§ **WHAT NEEDS TO BE DONE**
Identify every line containing the word "kính" and reproduce each one.

··········

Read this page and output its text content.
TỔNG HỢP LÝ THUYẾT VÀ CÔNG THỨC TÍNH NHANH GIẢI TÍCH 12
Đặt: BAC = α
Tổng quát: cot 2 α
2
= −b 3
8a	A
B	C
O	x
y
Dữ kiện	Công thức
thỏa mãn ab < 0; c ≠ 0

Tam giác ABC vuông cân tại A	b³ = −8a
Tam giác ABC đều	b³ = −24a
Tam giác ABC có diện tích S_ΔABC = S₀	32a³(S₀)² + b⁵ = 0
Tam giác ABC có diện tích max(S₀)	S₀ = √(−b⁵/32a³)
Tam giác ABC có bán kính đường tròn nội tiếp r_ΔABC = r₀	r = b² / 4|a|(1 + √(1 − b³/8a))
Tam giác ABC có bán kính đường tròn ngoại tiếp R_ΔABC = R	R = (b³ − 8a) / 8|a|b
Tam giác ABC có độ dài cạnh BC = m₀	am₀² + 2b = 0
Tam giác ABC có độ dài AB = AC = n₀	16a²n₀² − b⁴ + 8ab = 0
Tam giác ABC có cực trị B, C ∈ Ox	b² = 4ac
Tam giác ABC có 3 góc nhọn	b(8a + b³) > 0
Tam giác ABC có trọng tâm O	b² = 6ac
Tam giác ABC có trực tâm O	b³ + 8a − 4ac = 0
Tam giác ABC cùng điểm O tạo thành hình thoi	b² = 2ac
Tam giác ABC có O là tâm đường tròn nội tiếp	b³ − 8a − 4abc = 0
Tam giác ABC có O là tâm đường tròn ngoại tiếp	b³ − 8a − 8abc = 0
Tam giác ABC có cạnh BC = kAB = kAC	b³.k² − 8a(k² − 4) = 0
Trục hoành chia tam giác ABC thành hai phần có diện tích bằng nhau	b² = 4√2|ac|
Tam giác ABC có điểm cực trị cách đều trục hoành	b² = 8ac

··········

§ **FINISHED EXERCISE**
Tam giác ABC có bán kính đường tròn nội tiếp r_ΔABC = r₀	r = b² / 4|a|(1 + √(1 − b³/8a))
Tam giác ABC có bán kính đường tròn ngoại tiếp R_ΔABC = R	R = (b³ − 8a) / 8|a|b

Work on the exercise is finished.